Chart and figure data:
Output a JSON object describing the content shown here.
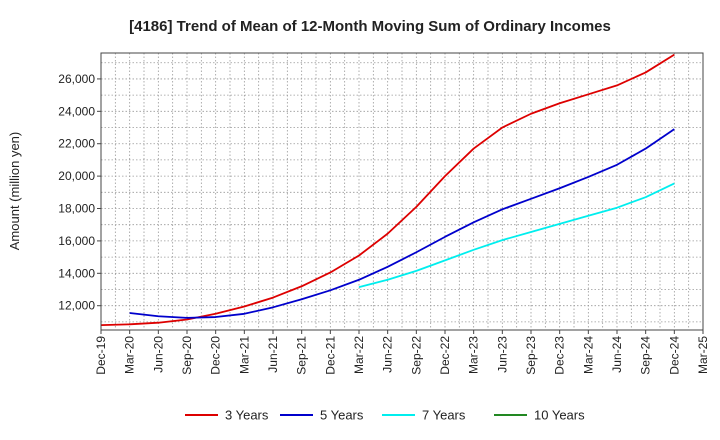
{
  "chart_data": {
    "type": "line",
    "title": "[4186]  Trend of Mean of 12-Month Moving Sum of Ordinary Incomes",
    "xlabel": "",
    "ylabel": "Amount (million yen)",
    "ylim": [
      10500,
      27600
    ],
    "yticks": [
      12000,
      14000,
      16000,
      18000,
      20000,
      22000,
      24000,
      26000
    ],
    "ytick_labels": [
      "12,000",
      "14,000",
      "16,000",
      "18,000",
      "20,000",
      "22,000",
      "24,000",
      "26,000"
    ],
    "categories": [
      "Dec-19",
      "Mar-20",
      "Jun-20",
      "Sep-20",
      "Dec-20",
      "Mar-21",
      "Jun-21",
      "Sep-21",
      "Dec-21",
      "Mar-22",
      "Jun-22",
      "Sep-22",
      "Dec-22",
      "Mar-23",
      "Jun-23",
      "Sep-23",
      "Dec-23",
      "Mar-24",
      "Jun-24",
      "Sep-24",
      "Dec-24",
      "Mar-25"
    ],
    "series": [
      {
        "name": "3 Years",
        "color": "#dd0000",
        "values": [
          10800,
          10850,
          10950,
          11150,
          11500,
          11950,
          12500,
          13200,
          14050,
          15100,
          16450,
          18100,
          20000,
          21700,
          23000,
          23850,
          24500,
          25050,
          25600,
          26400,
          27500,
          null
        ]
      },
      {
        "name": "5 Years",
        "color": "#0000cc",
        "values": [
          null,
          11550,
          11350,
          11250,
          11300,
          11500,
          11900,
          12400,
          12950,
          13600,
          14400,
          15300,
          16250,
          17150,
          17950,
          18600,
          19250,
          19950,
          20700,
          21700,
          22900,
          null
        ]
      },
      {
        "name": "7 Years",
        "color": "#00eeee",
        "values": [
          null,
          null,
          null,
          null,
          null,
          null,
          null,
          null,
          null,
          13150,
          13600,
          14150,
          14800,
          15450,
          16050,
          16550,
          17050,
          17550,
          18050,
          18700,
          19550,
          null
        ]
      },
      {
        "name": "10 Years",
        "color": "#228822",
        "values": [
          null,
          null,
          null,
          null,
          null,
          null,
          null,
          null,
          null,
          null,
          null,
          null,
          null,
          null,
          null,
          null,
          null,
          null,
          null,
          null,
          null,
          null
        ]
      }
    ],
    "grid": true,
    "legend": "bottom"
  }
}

...

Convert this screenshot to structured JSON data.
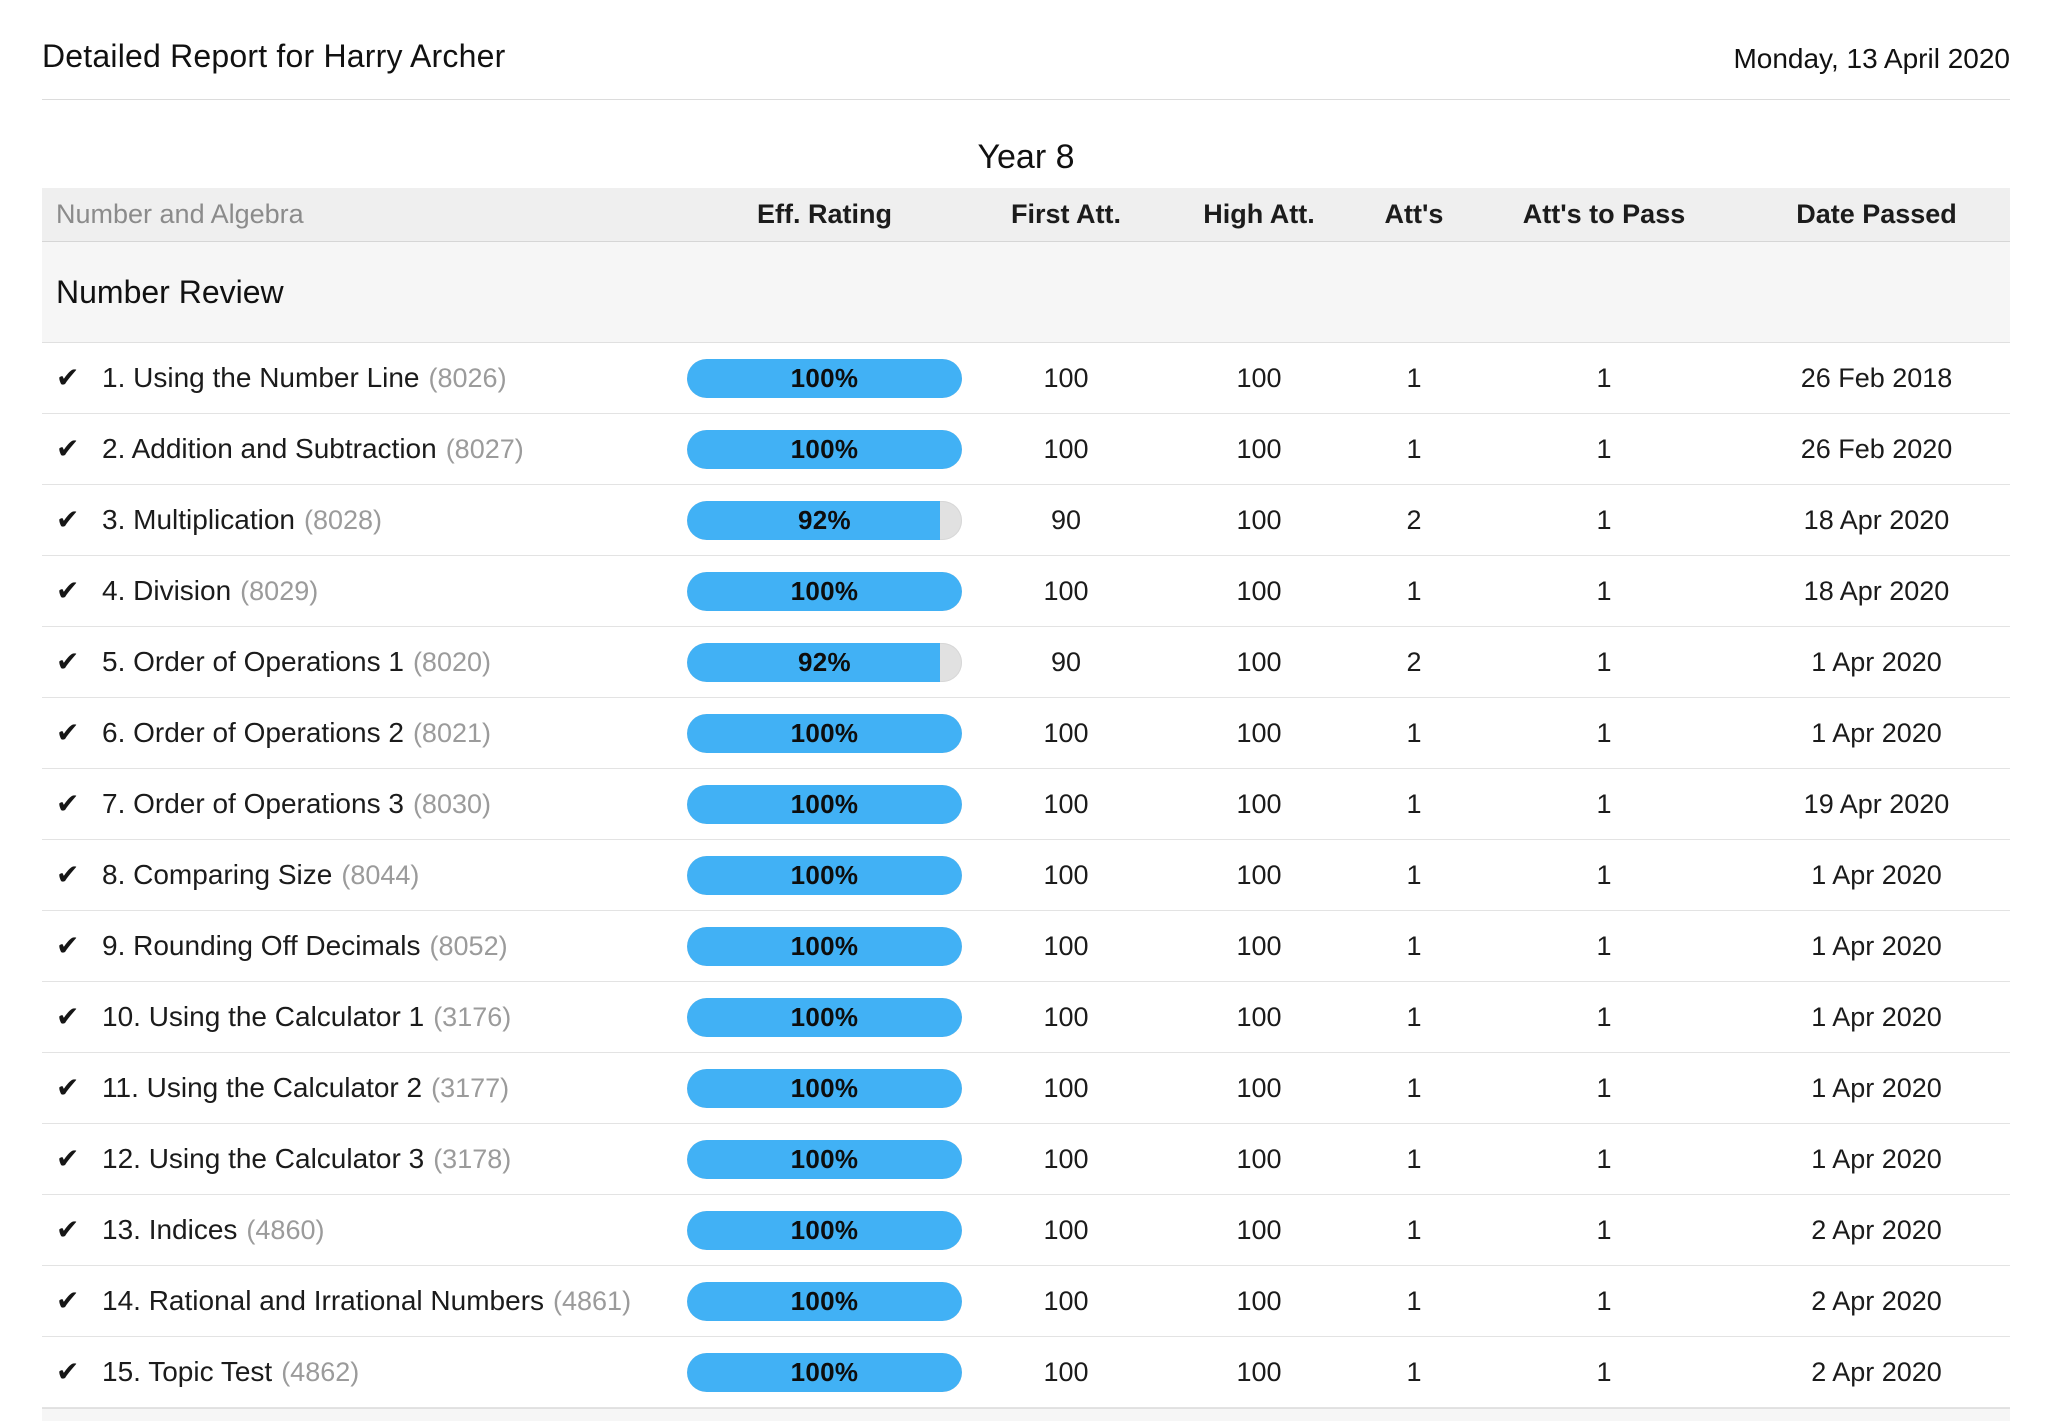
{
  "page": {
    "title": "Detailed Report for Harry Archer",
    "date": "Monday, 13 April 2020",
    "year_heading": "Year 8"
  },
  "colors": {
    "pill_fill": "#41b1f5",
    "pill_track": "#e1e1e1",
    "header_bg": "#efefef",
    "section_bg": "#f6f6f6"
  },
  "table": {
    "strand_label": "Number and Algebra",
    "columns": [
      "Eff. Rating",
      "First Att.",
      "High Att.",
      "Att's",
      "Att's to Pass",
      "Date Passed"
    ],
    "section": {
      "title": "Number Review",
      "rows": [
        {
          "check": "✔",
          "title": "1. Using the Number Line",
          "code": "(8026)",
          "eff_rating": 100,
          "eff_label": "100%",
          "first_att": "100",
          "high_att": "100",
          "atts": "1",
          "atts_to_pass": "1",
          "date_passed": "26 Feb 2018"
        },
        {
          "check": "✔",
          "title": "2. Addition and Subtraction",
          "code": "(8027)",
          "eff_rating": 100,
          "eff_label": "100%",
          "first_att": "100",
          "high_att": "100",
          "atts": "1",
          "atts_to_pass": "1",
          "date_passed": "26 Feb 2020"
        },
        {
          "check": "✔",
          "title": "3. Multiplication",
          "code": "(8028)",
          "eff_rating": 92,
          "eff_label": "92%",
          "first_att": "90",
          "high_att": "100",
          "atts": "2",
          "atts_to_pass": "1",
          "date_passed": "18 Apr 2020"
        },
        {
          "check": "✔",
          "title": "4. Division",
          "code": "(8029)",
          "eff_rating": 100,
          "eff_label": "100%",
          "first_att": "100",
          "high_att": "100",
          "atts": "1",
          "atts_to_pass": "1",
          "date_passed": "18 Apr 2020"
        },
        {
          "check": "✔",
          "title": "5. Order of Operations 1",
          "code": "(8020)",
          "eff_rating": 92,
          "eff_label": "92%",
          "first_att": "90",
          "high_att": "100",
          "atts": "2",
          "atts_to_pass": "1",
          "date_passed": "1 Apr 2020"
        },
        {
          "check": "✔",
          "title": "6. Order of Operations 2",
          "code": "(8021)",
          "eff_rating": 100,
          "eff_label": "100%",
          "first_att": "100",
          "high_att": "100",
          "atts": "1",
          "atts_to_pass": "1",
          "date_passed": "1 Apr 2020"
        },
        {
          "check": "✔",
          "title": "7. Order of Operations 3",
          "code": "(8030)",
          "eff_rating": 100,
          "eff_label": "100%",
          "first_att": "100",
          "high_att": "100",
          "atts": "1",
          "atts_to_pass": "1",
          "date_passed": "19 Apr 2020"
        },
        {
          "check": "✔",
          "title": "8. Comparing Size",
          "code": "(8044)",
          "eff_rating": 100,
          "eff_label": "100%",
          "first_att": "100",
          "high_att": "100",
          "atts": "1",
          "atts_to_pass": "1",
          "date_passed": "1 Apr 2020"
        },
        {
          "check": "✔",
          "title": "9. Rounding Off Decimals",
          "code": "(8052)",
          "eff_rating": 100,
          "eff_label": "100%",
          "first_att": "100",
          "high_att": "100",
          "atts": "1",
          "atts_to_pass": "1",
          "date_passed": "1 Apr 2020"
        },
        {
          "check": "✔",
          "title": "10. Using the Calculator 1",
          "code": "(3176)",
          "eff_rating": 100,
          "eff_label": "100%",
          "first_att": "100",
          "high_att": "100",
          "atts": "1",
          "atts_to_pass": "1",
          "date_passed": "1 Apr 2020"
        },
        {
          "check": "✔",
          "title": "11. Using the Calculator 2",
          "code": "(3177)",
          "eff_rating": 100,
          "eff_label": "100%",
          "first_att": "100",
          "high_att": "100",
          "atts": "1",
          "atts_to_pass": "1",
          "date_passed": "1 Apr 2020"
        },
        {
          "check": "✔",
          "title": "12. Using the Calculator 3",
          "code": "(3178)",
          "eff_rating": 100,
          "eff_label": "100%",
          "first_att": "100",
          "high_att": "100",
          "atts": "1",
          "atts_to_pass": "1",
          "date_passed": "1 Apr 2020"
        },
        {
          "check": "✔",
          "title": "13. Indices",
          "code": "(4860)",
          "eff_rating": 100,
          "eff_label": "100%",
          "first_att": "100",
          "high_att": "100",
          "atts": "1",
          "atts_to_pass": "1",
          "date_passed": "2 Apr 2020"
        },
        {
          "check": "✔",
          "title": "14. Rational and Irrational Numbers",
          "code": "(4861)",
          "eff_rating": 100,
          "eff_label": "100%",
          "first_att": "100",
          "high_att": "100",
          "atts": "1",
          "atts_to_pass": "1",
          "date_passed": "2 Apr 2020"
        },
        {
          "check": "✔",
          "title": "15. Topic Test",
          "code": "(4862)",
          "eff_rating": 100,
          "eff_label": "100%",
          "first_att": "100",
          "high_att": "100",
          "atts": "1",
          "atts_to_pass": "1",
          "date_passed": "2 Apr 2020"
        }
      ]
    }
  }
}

--

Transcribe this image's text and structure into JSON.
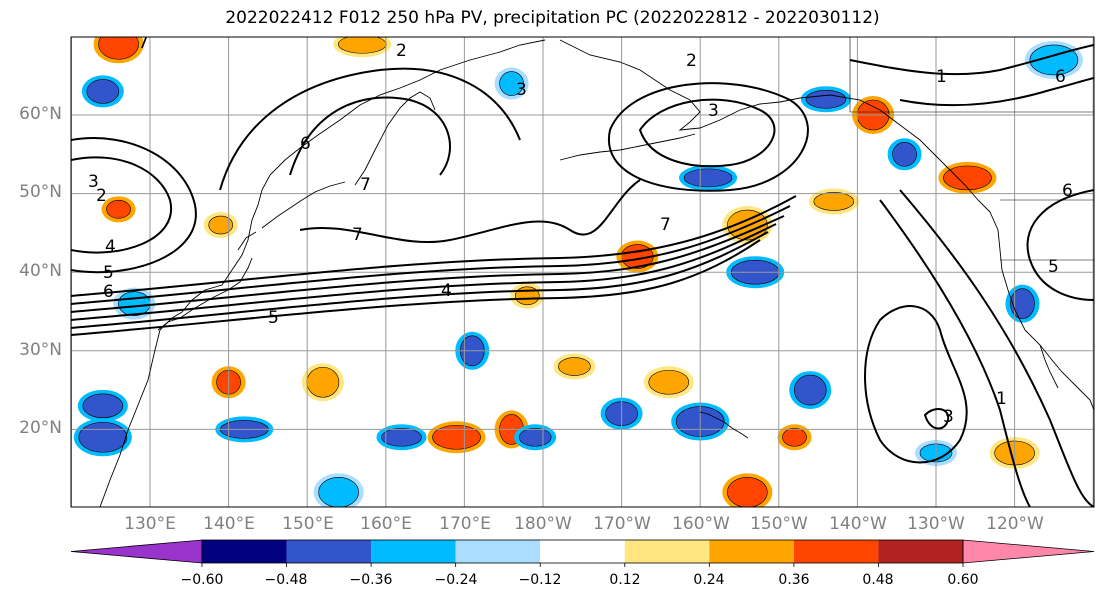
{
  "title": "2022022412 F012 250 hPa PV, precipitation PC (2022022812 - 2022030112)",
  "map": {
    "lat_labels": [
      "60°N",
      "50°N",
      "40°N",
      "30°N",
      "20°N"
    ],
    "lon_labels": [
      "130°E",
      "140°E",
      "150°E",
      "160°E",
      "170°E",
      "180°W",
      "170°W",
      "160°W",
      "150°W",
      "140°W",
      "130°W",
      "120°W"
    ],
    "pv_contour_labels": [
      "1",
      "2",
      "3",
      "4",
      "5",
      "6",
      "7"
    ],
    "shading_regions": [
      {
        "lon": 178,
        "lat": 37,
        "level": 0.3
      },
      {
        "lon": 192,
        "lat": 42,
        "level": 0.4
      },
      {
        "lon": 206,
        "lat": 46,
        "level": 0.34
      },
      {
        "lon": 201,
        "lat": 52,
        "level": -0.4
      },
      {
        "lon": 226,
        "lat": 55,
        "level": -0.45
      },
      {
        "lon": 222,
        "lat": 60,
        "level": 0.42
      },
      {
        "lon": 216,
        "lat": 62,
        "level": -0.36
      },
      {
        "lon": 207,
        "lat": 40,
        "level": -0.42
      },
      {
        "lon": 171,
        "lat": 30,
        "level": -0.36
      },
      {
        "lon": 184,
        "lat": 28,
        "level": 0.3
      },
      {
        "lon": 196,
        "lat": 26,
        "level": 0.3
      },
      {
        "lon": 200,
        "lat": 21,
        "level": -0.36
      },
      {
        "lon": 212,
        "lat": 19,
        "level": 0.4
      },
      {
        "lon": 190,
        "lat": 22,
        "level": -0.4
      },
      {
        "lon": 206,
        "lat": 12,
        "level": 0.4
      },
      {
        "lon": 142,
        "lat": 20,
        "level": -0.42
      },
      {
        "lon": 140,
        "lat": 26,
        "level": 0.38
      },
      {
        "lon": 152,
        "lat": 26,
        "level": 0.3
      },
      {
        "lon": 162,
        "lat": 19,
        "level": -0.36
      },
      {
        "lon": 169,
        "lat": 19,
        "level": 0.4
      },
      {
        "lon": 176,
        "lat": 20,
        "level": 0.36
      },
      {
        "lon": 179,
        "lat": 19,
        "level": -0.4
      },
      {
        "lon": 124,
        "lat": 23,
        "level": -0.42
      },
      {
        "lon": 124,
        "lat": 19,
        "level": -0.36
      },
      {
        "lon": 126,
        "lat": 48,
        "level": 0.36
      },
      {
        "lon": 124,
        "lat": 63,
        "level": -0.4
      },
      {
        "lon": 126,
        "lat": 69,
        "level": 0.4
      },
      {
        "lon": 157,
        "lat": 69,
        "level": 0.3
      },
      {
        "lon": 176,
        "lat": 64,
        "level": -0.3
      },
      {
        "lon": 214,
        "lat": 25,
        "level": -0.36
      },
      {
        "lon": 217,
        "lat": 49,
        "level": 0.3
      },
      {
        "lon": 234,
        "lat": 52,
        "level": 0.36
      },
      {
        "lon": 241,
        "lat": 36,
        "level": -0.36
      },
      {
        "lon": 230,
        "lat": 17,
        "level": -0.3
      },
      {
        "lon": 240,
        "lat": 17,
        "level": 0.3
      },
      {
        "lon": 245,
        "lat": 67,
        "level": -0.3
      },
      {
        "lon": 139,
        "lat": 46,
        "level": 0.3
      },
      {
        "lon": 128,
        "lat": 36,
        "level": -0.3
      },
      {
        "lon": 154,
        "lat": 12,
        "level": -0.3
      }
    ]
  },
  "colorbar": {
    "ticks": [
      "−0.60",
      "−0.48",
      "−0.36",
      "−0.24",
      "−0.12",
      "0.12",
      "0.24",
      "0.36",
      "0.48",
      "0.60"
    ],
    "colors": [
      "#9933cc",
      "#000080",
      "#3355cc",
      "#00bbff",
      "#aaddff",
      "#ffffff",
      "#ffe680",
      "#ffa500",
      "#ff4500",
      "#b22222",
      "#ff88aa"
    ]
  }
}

- _STATED TASK_: How many lines in the records above contain the word "this"? Reply with the number and nothing more.

- _THE RESULT_: 2